» Set problem
Examine the material below and count the lines that hold the word "Surat". Report only the number.

--- START Data lines ---

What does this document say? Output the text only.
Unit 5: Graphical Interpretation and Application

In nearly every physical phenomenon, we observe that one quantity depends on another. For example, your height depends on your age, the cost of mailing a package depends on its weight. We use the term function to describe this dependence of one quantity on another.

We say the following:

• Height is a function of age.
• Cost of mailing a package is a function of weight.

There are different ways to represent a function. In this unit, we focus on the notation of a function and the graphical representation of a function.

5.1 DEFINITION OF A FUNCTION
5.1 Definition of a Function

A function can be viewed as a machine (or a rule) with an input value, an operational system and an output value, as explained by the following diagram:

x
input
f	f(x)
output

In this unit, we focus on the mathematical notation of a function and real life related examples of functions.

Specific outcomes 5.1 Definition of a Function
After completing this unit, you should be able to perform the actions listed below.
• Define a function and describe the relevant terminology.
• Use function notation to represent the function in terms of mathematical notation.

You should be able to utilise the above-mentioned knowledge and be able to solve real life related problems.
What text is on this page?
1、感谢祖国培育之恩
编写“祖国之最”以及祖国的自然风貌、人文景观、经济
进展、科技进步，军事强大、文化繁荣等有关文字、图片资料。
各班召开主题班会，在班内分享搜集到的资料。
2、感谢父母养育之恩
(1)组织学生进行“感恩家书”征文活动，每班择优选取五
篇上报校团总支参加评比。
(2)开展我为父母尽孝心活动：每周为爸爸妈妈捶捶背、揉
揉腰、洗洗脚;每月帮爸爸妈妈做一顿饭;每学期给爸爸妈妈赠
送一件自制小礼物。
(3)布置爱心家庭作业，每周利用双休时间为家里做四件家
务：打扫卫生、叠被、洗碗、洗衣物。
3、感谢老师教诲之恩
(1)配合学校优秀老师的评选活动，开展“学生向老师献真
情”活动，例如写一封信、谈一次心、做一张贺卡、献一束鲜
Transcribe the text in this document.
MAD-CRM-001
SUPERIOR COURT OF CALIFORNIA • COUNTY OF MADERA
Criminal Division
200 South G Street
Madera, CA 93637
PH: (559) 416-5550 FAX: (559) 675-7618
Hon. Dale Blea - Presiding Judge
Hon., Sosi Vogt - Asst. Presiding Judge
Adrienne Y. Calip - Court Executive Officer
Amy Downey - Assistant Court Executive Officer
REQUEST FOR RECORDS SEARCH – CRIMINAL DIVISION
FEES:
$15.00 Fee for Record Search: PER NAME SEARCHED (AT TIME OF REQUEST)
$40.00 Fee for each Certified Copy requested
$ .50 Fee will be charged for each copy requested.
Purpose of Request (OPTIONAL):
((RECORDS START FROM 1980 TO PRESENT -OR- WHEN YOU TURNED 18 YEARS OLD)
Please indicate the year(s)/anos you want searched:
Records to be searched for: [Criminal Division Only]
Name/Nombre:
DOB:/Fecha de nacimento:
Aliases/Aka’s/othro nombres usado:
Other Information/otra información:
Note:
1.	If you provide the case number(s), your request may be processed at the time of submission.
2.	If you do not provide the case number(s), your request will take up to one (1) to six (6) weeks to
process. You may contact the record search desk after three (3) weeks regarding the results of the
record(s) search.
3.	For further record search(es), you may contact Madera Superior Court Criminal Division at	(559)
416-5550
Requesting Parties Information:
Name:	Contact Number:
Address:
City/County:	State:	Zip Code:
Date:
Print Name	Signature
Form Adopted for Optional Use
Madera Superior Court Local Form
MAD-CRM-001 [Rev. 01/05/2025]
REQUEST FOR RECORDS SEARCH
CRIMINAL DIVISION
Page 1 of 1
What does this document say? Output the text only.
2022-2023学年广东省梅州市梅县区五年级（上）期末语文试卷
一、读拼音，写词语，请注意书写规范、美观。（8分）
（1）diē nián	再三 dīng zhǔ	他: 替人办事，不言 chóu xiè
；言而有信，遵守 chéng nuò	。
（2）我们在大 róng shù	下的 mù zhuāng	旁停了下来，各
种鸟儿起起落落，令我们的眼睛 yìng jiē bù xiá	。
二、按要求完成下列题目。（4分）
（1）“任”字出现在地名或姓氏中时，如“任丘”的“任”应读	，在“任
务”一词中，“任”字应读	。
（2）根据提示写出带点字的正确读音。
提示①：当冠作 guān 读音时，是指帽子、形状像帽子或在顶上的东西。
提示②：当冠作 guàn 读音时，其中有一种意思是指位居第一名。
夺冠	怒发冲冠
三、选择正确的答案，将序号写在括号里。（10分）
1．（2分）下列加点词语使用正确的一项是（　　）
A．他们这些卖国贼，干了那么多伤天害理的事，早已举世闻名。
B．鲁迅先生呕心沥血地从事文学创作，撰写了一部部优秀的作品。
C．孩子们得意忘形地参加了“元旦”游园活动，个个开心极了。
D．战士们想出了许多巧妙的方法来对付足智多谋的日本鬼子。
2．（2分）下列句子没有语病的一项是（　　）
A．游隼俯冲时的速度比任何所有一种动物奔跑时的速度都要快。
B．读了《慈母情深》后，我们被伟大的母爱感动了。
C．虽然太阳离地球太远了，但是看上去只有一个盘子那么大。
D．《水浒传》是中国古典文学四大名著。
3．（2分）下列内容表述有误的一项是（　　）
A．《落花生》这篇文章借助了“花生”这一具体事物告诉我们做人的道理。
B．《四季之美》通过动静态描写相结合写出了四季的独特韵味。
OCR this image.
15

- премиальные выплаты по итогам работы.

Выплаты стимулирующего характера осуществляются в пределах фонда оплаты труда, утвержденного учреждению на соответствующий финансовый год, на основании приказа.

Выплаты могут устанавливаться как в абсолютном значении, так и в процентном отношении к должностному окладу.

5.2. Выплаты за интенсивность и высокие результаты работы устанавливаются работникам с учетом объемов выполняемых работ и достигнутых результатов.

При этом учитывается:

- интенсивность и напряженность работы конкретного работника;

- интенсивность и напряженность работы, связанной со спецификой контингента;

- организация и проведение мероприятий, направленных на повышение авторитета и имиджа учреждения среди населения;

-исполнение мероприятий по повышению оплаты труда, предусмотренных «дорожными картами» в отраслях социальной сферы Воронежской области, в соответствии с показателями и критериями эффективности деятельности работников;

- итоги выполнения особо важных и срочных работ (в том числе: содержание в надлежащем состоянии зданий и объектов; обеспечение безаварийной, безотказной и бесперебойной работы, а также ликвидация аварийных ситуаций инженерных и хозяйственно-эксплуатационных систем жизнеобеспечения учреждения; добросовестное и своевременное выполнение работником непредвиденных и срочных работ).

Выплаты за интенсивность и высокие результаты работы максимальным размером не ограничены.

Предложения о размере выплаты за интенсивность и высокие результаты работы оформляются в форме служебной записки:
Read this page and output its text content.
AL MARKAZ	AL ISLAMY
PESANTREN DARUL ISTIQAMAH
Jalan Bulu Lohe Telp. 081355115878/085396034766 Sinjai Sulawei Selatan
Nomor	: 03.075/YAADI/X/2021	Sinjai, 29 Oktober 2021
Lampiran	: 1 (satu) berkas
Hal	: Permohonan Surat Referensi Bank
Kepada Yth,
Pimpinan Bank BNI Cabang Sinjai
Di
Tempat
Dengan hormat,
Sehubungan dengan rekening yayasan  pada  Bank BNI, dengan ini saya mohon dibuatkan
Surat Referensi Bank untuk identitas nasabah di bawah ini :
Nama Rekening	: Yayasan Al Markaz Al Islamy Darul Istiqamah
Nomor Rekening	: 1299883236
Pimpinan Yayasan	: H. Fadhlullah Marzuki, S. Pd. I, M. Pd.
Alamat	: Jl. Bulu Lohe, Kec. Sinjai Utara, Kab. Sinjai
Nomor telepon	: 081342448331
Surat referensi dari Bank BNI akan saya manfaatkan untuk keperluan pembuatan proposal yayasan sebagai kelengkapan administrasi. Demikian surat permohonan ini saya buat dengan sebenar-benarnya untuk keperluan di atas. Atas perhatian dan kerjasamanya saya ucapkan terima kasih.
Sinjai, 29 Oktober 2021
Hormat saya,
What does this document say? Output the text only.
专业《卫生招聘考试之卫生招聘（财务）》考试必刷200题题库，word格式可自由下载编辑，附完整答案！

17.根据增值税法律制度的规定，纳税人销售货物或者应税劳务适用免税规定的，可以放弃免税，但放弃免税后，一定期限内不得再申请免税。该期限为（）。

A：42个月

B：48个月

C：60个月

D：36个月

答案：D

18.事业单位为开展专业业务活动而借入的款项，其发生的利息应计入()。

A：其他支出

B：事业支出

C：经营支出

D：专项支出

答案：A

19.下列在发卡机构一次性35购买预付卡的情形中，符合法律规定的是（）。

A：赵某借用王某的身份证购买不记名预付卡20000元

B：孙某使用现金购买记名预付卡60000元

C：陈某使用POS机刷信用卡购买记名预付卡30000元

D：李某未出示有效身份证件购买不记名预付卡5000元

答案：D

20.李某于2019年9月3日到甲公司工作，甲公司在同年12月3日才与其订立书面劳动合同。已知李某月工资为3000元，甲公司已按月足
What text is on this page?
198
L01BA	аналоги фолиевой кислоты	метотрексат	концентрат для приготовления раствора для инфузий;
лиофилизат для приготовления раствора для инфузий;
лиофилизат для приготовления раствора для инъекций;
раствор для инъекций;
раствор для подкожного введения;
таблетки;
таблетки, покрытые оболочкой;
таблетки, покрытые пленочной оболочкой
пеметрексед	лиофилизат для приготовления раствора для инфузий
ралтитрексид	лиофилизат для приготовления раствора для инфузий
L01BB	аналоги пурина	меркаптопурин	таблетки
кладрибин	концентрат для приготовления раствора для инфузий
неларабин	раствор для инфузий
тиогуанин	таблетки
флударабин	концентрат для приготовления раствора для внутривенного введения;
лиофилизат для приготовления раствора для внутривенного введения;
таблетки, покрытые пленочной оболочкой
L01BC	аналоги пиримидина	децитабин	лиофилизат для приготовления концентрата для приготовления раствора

--- END Data lines ---

» Problem solution
3